### [RAW DATA]
--------------------

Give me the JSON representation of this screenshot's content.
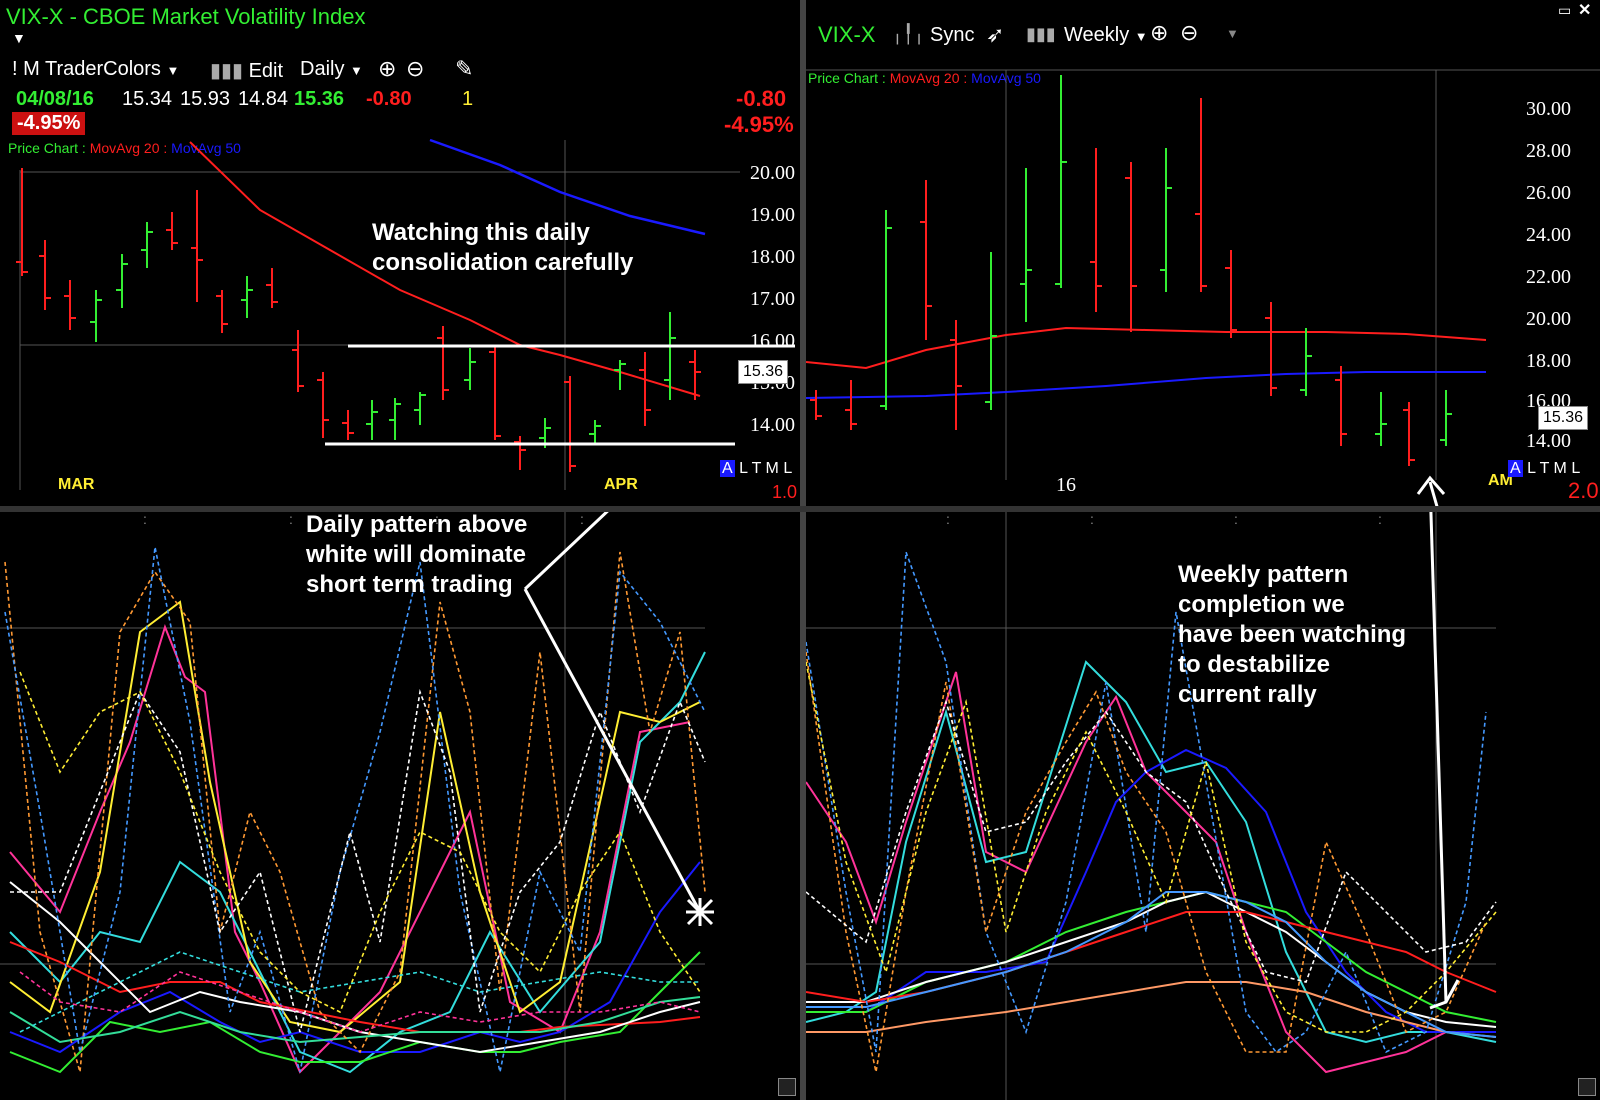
{
  "left": {
    "title": "VIX-X - CBOE Market Volatility Index",
    "toolbar": {
      "template": "! M TraderColors",
      "edit": "Edit",
      "period": "Daily"
    },
    "quote": {
      "date": "04/08/16",
      "open": "15.34",
      "high": "15.93",
      "low": "14.84",
      "close": "15.36",
      "change": "-0.80",
      "count": "1",
      "pct": "-4.95%",
      "change_right": "-0.80",
      "pct_right": "-4.95%"
    },
    "legend": {
      "price": "Price Chart :",
      "ma20": "MovAvg 20 :",
      "ma50": "MovAvg 50"
    },
    "y_ticks": [
      "20.00",
      "19.00",
      "18.00",
      "17.00",
      "16.00",
      "15.00",
      "14.00"
    ],
    "price_label": "15.36",
    "months": [
      "MAR",
      "APR"
    ],
    "altm": [
      "A",
      "L",
      "T",
      "M",
      "L"
    ],
    "scale": "1.0",
    "annotation_top": "Watching this daily\nconsolidation carefully",
    "annotation_bottom": "Daily pattern above\nwhite will dominate\nshort term trading"
  },
  "right": {
    "title": "VIX-X",
    "sync": "Sync",
    "period": "Weekly",
    "legend": {
      "price": "Price Chart :",
      "ma20": "MovAvg 20 :",
      "ma50": "MovAvg 50"
    },
    "y_ticks": [
      "30.00",
      "28.00",
      "26.00",
      "24.00",
      "22.00",
      "20.00",
      "18.00",
      "16.00",
      "14.00"
    ],
    "price_label": "15.36",
    "x_label": "16",
    "month": "AM",
    "altm": [
      "A",
      "L",
      "T",
      "M",
      "L"
    ],
    "scale": "2.0",
    "annotation_bottom": "Weekly pattern\ncompletion we\nhave been watching\nto destabilize\ncurrent rally"
  },
  "colors": {
    "up": "#33ee33",
    "down": "#ff1e1e",
    "ma50": "#1a1aff",
    "title": "#33ee33"
  }
}
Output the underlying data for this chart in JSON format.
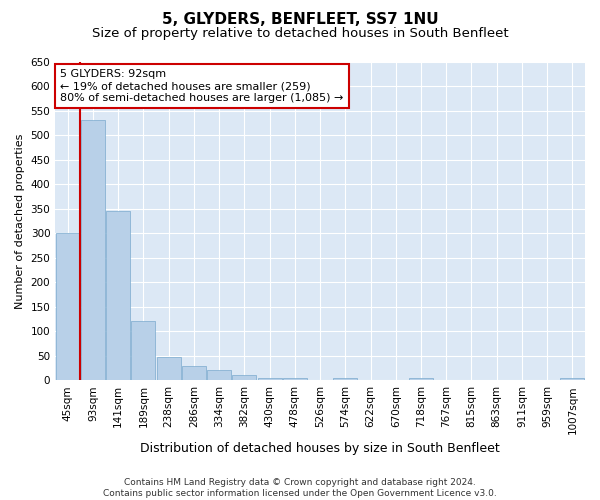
{
  "title": "5, GLYDERS, BENFLEET, SS7 1NU",
  "subtitle": "Size of property relative to detached houses in South Benfleet",
  "xlabel": "Distribution of detached houses by size in South Benfleet",
  "ylabel": "Number of detached properties",
  "footer_line1": "Contains HM Land Registry data © Crown copyright and database right 2024.",
  "footer_line2": "Contains public sector information licensed under the Open Government Licence v3.0.",
  "annotation_line1": "5 GLYDERS: 92sqm",
  "annotation_line2": "← 19% of detached houses are smaller (259)",
  "annotation_line3": "80% of semi-detached houses are larger (1,085) →",
  "bar_color": "#b8d0e8",
  "bar_edge_color": "#7aaace",
  "annotation_box_color": "#ffffff",
  "annotation_box_edge": "#cc0000",
  "marker_line_color": "#cc0000",
  "fig_background_color": "#ffffff",
  "plot_background_color": "#dce8f5",
  "bins": [
    "45sqm",
    "93sqm",
    "141sqm",
    "189sqm",
    "238sqm",
    "286sqm",
    "334sqm",
    "382sqm",
    "430sqm",
    "478sqm",
    "526sqm",
    "574sqm",
    "622sqm",
    "670sqm",
    "718sqm",
    "767sqm",
    "815sqm",
    "863sqm",
    "911sqm",
    "959sqm",
    "1007sqm"
  ],
  "values": [
    300,
    530,
    345,
    120,
    47,
    30,
    20,
    10,
    5,
    4,
    0,
    5,
    0,
    0,
    4,
    0,
    0,
    0,
    0,
    0,
    4
  ],
  "ylim": [
    0,
    650
  ],
  "yticks": [
    0,
    50,
    100,
    150,
    200,
    250,
    300,
    350,
    400,
    450,
    500,
    550,
    600,
    650
  ],
  "marker_bin_index": 1,
  "title_fontsize": 11,
  "subtitle_fontsize": 9.5,
  "xlabel_fontsize": 9,
  "ylabel_fontsize": 8,
  "tick_fontsize": 7.5,
  "annotation_fontsize": 8,
  "footer_fontsize": 6.5
}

--------------------

### [WHAT IS BEING ASKED]
Leave out the pictures and print every line of the data exactly.

### [EXERCISE SOLUTION]
Give me the JSON representation of this screenshot's content.
{
  "left": {
    "title": "VIX-X - CBOE Market Volatility Index",
    "toolbar": {
      "template": "! M TraderColors",
      "edit": "Edit",
      "period": "Daily"
    },
    "quote": {
      "date": "04/08/16",
      "open": "15.34",
      "high": "15.93",
      "low": "14.84",
      "close": "15.36",
      "change": "-0.80",
      "count": "1",
      "pct": "-4.95%",
      "change_right": "-0.80",
      "pct_right": "-4.95%"
    },
    "legend": {
      "price": "Price Chart :",
      "ma20": "MovAvg 20 :",
      "ma50": "MovAvg 50"
    },
    "y_ticks": [
      "20.00",
      "19.00",
      "18.00",
      "17.00",
      "16.00",
      "15.00",
      "14.00"
    ],
    "price_label": "15.36",
    "months": [
      "MAR",
      "APR"
    ],
    "altm": [
      "A",
      "L",
      "T",
      "M",
      "L"
    ],
    "scale": "1.0",
    "annotation_top": "Watching this daily\nconsolidation carefully",
    "annotation_bottom": "Daily pattern above\nwhite will dominate\nshort term trading"
  },
  "right": {
    "title": "VIX-X",
    "sync": "Sync",
    "period": "Weekly",
    "legend": {
      "price": "Price Chart :",
      "ma20": "MovAvg 20 :",
      "ma50": "MovAvg 50"
    },
    "y_ticks": [
      "30.00",
      "28.00",
      "26.00",
      "24.00",
      "22.00",
      "20.00",
      "18.00",
      "16.00",
      "14.00"
    ],
    "price_label": "15.36",
    "x_label": "16",
    "month": "AM",
    "altm": [
      "A",
      "L",
      "T",
      "M",
      "L"
    ],
    "scale": "2.0",
    "annotation_bottom": "Weekly pattern\ncompletion we\nhave been watching\nto destabilize\ncurrent rally"
  },
  "colors": {
    "up": "#33ee33",
    "down": "#ff1e1e",
    "ma50": "#1a1aff",
    "title": "#33ee33"
  }
}
Output the underlying data for this chart in JSON format.
{
  "title": "5, GLYDERS, BENFLEET, SS7 1NU",
  "subtitle": "Size of property relative to detached houses in South Benfleet",
  "xlabel": "Distribution of detached houses by size in South Benfleet",
  "ylabel": "Number of detached properties",
  "footer_line1": "Contains HM Land Registry data © Crown copyright and database right 2024.",
  "footer_line2": "Contains public sector information licensed under the Open Government Licence v3.0.",
  "annotation_line1": "5 GLYDERS: 92sqm",
  "annotation_line2": "← 19% of detached houses are smaller (259)",
  "annotation_line3": "80% of semi-detached houses are larger (1,085) →",
  "bar_color": "#b8d0e8",
  "bar_edge_color": "#7aaace",
  "annotation_box_color": "#ffffff",
  "annotation_box_edge": "#cc0000",
  "marker_line_color": "#cc0000",
  "fig_background_color": "#ffffff",
  "plot_background_color": "#dce8f5",
  "bins": [
    "45sqm",
    "93sqm",
    "141sqm",
    "189sqm",
    "238sqm",
    "286sqm",
    "334sqm",
    "382sqm",
    "430sqm",
    "478sqm",
    "526sqm",
    "574sqm",
    "622sqm",
    "670sqm",
    "718sqm",
    "767sqm",
    "815sqm",
    "863sqm",
    "911sqm",
    "959sqm",
    "1007sqm"
  ],
  "values": [
    300,
    530,
    345,
    120,
    47,
    30,
    20,
    10,
    5,
    4,
    0,
    5,
    0,
    0,
    4,
    0,
    0,
    0,
    0,
    0,
    4
  ],
  "ylim": [
    0,
    650
  ],
  "yticks": [
    0,
    50,
    100,
    150,
    200,
    250,
    300,
    350,
    400,
    450,
    500,
    550,
    600,
    650
  ],
  "marker_bin_index": 1,
  "title_fontsize": 11,
  "subtitle_fontsize": 9.5,
  "xlabel_fontsize": 9,
  "ylabel_fontsize": 8,
  "tick_fontsize": 7.5,
  "annotation_fontsize": 8,
  "footer_fontsize": 6.5
}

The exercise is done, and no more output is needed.